*Compito assegnato*
Nelle righe che vanno da quella con "172, 196, 196]" giù fino a quella con "297, 117, 328]", estremi inclusi, sostituisci "knob" con "handle". Riporta soltanto quelle righe, per il resto invariate.

━━━ Estratto del dataset

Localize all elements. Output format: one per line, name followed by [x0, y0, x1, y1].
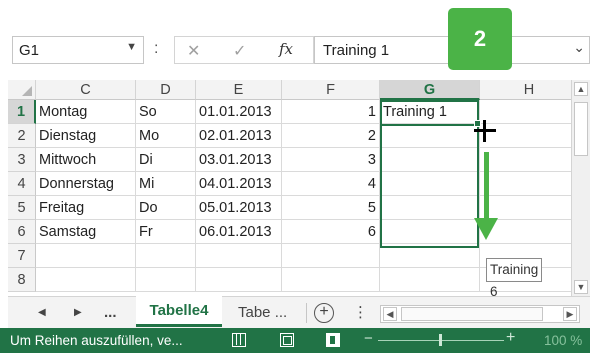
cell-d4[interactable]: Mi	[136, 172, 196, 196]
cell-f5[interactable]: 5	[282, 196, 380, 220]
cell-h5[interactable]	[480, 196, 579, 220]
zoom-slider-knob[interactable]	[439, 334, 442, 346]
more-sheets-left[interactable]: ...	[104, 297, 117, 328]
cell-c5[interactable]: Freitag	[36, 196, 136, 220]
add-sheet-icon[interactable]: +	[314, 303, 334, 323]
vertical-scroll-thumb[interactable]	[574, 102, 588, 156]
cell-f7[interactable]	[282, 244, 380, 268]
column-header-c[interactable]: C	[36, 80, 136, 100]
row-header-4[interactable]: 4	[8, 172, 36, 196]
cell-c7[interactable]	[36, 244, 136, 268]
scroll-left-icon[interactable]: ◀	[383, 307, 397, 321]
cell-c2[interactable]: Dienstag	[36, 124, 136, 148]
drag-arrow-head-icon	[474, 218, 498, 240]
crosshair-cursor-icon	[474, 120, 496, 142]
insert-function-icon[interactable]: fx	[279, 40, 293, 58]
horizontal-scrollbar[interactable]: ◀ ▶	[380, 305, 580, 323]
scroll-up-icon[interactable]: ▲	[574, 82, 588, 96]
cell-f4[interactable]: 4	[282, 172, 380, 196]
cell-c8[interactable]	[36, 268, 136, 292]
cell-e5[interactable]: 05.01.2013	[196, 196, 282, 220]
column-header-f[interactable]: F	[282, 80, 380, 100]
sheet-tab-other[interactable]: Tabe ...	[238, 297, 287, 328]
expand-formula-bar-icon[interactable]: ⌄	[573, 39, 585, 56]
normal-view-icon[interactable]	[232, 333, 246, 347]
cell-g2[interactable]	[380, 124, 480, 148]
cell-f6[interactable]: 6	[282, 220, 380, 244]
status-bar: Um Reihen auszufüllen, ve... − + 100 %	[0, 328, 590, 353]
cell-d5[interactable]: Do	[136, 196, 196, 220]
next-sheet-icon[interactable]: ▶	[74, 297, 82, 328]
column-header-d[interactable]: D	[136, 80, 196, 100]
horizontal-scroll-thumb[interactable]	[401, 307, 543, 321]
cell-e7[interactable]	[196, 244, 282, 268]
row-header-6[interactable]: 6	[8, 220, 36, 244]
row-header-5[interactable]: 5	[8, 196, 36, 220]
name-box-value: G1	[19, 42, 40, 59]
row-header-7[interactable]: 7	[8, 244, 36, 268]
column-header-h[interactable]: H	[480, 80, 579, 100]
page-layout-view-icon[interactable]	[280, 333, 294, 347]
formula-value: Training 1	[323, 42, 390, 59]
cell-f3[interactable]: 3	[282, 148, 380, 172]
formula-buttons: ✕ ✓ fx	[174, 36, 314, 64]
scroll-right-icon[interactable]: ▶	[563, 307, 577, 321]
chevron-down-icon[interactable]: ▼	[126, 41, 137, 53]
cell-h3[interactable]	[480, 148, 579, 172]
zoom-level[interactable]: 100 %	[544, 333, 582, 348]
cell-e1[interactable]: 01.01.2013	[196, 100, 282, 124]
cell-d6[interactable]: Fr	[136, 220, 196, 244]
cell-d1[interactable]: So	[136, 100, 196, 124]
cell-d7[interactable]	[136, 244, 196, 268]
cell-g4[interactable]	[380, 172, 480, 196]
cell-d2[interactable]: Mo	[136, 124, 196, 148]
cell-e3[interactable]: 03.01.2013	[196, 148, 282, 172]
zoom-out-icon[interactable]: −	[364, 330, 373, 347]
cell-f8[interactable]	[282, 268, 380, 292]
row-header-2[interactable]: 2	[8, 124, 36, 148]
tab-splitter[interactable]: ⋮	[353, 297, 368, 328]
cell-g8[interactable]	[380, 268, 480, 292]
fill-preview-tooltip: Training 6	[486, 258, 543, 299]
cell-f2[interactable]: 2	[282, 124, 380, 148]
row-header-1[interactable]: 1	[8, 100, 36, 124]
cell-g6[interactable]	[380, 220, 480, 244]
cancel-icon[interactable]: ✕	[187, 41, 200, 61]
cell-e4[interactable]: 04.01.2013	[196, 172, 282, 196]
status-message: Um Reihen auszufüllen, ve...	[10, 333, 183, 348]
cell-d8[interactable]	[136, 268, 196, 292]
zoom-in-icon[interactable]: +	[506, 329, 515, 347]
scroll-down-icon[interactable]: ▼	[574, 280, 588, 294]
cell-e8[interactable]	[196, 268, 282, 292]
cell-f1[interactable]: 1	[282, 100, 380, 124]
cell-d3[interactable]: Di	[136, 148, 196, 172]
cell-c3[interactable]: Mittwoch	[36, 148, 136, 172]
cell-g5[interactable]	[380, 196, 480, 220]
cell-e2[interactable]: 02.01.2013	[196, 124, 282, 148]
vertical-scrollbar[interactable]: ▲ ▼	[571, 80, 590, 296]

━━━━━━

*Risultato corretto*
cell-d4[interactable]: Mi	[136, 172, 196, 196]
cell-f5[interactable]: 5	[282, 196, 380, 220]
cell-h5[interactable]	[480, 196, 579, 220]
zoom-slider-handle[interactable]	[439, 334, 442, 346]
more-sheets-left[interactable]: ...	[104, 297, 117, 328]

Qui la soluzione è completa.